Dataset records:

· · · ·

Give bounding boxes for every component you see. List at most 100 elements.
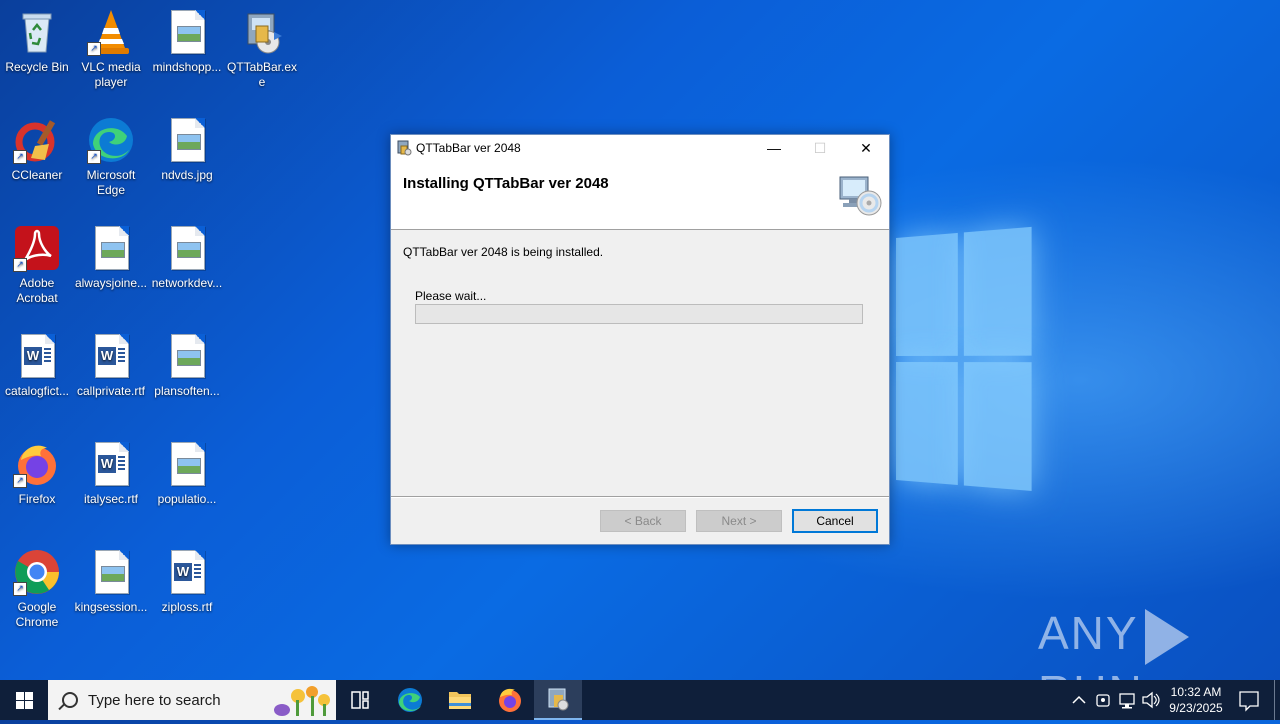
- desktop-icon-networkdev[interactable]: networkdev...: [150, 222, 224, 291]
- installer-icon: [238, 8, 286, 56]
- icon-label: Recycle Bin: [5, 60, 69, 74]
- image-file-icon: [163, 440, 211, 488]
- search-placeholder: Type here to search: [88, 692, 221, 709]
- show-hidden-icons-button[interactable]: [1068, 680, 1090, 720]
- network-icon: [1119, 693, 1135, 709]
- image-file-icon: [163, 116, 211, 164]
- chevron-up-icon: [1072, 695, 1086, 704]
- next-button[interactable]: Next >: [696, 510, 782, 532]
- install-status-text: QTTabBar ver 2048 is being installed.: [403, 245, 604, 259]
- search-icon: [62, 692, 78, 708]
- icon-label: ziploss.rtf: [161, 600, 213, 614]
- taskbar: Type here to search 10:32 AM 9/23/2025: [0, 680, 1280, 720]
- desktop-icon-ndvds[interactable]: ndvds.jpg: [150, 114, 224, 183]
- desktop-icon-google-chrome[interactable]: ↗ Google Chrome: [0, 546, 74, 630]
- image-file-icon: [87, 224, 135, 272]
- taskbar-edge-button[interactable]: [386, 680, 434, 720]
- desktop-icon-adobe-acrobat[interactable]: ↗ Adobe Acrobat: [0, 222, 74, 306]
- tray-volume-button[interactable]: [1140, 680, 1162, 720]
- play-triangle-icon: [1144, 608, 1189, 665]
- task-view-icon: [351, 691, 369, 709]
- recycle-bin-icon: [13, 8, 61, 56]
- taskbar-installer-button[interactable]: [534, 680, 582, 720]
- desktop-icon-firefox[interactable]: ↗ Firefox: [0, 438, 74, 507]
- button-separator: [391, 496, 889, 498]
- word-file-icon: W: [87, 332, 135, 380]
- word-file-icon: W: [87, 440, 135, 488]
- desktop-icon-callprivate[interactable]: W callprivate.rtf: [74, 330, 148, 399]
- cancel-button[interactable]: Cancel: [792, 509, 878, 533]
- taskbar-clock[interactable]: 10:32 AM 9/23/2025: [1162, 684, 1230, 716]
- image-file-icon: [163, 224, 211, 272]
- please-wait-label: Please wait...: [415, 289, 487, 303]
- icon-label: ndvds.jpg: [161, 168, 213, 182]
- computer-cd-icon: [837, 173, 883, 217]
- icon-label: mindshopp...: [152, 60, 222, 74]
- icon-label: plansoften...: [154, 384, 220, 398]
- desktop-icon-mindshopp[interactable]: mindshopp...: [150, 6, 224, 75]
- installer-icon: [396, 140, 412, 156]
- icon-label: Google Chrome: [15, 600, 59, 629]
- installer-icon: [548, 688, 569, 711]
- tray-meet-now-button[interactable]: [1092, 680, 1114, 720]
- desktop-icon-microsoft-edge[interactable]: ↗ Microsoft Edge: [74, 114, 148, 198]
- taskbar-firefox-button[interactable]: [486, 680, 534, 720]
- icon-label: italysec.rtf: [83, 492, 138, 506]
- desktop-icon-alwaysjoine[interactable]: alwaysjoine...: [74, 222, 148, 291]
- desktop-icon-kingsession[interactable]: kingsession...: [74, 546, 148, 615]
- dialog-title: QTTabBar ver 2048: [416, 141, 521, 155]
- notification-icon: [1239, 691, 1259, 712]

· · · ·

### TASK DIRECTIONS
Retype all of the entries above word for word, omitting the picture.

### RESPONSE
Give bounding boxes for every component you see. List at most 100 elements.
- desktop-icon-networkdev[interactable]: networkdev...: [150, 222, 224, 291]
- installer-icon: [238, 8, 286, 56]
- icon-label: Recycle Bin: [5, 60, 69, 74]
- image-file-icon: [163, 440, 211, 488]
- search-placeholder: Type here to search: [88, 692, 221, 709]
- show-hidden-icons-button[interactable]: [1068, 680, 1090, 720]
- network-icon: [1119, 693, 1135, 709]
- image-file-icon: [163, 116, 211, 164]
- chevron-up-icon: [1072, 695, 1086, 704]
- next-button[interactable]: Next >: [696, 510, 782, 532]
- install-status-text: QTTabBar ver 2048 is being installed.: [403, 245, 604, 259]
- search-icon: [62, 692, 78, 708]
- icon-label: ziploss.rtf: [161, 600, 213, 614]
- taskbar: Type here to search 10:32 AM 9/23/2025: [0, 680, 1280, 720]
- desktop-icon-ndvds[interactable]: ndvds.jpg: [150, 114, 224, 183]
- desktop-icon-google-chrome[interactable]: ↗ Google Chrome: [0, 546, 74, 630]
- image-file-icon: [87, 224, 135, 272]
- taskbar-edge-button[interactable]: [386, 680, 434, 720]
- desktop-icon-adobe-acrobat[interactable]: ↗ Adobe Acrobat: [0, 222, 74, 306]
- tray-volume-button[interactable]: [1140, 680, 1162, 720]
- play-triangle-icon: [1144, 608, 1189, 665]
- task-view-icon: [351, 691, 369, 709]
- recycle-bin-icon: [13, 8, 61, 56]
- taskbar-installer-button[interactable]: [534, 680, 582, 720]
- desktop-icon-firefox[interactable]: ↗ Firefox: [0, 438, 74, 507]
- button-separator: [391, 496, 889, 498]
- word-file-icon: W: [87, 332, 135, 380]
- word-file-icon: W: [87, 440, 135, 488]
- desktop-icon-callprivate[interactable]: W callprivate.rtf: [74, 330, 148, 399]
- cancel-button[interactable]: Cancel: [792, 509, 878, 533]
- taskbar-clock[interactable]: 10:32 AM 9/23/2025: [1162, 684, 1230, 716]
- image-file-icon: [163, 224, 211, 272]
- please-wait-label: Please wait...: [415, 289, 487, 303]
- icon-label: ndvds.jpg: [161, 168, 213, 182]
- computer-cd-icon: [837, 173, 883, 217]
- icon-label: mindshopp...: [152, 60, 222, 74]
- icon-label: plansoften...: [154, 384, 220, 398]
- desktop-icon-mindshopp[interactable]: mindshopp...: [150, 6, 224, 75]
- installer-icon: [396, 140, 412, 156]
- icon-label: Google Chrome: [15, 600, 59, 629]
- installer-icon: [548, 688, 569, 711]
- tray-meet-now-button[interactable]: [1092, 680, 1114, 720]
- desktop-icon-microsoft-edge[interactable]: ↗ Microsoft Edge: [74, 114, 148, 198]
- taskbar-firefox-button[interactable]: [486, 680, 534, 720]
- icon-label: italysec.rtf: [83, 492, 138, 506]
- desktop-icon-alwaysjoine[interactable]: alwaysjoine...: [74, 222, 148, 291]
- desktop-icon-kingsession[interactable]: kingsession...: [74, 546, 148, 615]
- dialog-title: QTTabBar ver 2048: [416, 141, 521, 155]
- notification-icon: [1239, 691, 1259, 712]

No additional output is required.